**Your objective**
Gather all lines in the records below that include the word "Blogs".

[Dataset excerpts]
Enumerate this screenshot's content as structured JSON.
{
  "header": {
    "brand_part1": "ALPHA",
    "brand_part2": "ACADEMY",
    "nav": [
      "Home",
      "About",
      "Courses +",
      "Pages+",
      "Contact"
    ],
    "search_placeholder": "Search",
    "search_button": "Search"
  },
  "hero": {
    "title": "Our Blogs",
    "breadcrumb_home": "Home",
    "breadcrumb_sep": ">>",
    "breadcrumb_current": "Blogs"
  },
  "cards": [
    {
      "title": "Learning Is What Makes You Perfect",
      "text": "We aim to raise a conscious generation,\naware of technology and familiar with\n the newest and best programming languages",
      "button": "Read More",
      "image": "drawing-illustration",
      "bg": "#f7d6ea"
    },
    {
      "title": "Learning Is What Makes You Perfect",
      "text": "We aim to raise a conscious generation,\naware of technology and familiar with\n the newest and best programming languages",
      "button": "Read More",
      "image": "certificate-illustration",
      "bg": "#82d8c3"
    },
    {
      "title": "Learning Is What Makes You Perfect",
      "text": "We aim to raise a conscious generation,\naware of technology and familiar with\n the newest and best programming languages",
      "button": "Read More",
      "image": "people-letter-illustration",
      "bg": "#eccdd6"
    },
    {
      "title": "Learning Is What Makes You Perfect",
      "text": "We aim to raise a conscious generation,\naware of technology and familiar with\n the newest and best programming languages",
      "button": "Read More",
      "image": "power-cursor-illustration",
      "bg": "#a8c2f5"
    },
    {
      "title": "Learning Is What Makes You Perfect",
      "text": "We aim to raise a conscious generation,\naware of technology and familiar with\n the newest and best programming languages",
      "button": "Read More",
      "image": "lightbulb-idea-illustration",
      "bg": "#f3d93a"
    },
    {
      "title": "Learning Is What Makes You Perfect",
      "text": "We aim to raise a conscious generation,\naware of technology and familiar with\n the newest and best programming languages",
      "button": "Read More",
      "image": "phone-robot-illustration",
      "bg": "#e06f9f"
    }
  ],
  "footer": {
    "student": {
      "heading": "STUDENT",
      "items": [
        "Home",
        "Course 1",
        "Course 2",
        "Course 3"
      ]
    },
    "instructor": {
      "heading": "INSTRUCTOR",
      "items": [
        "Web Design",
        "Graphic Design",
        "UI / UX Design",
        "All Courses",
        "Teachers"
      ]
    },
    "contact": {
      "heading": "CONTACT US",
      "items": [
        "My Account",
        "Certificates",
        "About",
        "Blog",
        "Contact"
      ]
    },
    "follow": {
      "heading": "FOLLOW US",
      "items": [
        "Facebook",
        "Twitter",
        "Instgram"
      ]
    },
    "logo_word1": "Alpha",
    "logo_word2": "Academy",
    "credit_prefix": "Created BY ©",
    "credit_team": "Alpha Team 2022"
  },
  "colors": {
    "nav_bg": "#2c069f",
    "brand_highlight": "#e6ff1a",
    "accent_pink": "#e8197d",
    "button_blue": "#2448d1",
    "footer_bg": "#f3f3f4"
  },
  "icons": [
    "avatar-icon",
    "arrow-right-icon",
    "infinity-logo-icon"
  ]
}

**Exercise solution**
    "title": "Our Blogs",
    "breadcrumb_current": "Blogs"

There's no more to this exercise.